Source data
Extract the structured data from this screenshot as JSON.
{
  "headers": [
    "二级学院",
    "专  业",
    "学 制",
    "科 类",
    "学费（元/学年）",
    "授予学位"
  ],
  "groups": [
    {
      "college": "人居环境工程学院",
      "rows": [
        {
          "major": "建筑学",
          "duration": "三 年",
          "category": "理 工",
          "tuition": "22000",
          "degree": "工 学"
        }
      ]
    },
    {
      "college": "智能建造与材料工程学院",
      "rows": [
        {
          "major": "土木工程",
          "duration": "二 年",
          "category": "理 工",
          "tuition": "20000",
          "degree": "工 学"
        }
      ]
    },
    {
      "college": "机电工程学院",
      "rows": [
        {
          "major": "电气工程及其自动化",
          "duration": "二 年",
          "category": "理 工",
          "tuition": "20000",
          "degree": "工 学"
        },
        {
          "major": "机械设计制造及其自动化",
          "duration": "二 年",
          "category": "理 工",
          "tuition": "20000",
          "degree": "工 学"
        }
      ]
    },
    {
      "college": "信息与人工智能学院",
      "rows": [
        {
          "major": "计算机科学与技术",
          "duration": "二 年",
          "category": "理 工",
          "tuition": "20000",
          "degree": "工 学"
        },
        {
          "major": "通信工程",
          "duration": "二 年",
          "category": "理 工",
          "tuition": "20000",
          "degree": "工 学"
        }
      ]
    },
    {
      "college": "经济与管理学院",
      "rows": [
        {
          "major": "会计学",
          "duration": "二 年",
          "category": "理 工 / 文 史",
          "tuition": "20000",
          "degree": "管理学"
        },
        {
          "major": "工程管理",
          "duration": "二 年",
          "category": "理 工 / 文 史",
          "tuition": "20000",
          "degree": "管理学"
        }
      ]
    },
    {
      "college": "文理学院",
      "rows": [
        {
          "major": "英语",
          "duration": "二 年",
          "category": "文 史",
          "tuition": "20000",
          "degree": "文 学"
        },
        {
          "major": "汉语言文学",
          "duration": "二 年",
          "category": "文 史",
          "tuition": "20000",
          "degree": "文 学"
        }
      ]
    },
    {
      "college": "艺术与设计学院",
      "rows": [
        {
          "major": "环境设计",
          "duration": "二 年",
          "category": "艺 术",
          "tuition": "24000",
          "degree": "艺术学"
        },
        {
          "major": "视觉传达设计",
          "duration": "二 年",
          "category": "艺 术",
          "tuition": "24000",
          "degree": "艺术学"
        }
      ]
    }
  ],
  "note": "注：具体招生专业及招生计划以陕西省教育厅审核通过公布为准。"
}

...

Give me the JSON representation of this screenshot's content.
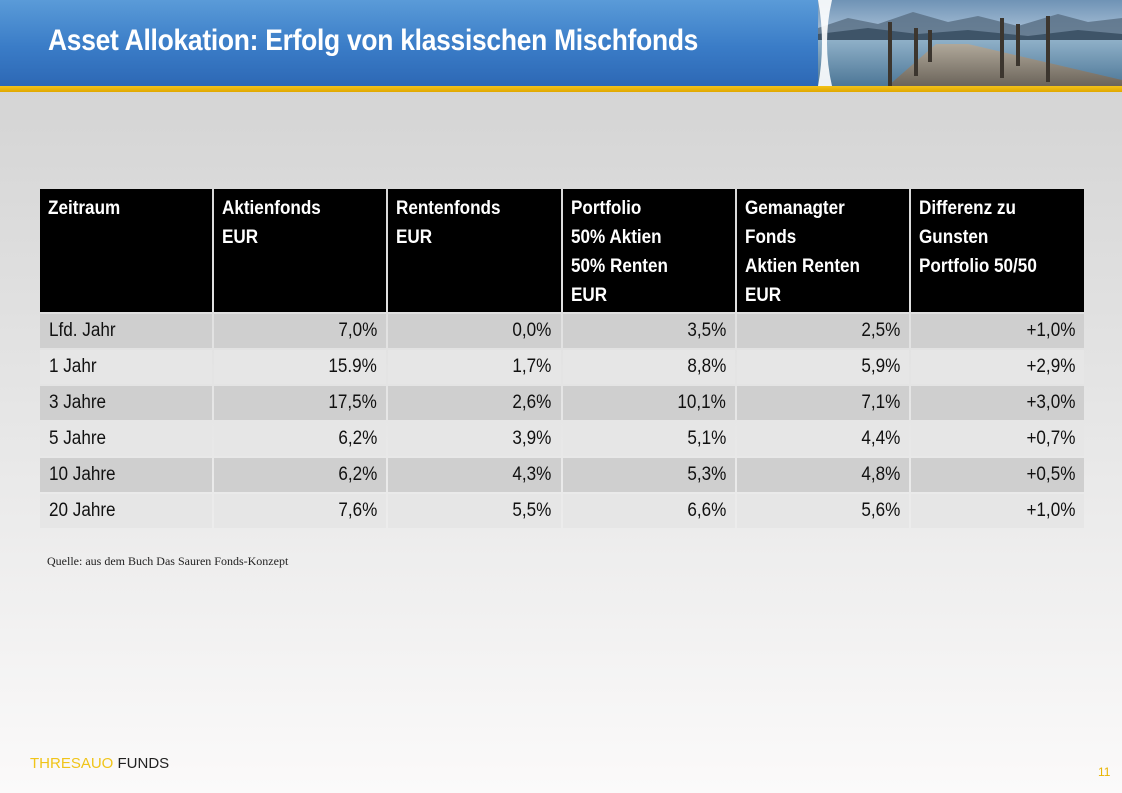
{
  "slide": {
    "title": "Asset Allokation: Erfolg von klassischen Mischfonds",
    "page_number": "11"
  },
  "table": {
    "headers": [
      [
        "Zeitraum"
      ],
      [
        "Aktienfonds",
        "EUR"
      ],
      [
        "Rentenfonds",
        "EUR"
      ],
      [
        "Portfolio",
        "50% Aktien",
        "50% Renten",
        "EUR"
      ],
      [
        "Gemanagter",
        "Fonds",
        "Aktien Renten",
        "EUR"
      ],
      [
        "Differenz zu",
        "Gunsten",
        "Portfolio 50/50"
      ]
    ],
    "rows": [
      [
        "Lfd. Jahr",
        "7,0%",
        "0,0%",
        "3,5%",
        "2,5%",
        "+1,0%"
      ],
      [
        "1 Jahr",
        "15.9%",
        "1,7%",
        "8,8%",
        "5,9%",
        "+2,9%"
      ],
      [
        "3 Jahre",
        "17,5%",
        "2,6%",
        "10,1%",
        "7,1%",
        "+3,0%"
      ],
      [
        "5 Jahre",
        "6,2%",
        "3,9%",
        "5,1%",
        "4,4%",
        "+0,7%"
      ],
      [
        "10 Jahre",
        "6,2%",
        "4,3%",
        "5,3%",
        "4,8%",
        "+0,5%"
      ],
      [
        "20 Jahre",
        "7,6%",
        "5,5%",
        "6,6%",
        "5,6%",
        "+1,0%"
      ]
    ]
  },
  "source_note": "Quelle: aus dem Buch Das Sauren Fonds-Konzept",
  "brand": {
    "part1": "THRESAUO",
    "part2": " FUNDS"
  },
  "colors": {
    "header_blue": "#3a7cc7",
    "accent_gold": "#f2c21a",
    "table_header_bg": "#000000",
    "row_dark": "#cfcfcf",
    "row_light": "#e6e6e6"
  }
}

To be done ::
Find the string "college" in the entries above and return each line that holds it.

Response to the task ::
      "college": "人居环境工程学院",
      "college": "智能建造与材料工程学院",
      "college": "机电工程学院",
      "college": "信息与人工智能学院",
      "college": "经济与管理学院",
      "college": "文理学院",
      "college": "艺术与设计学院",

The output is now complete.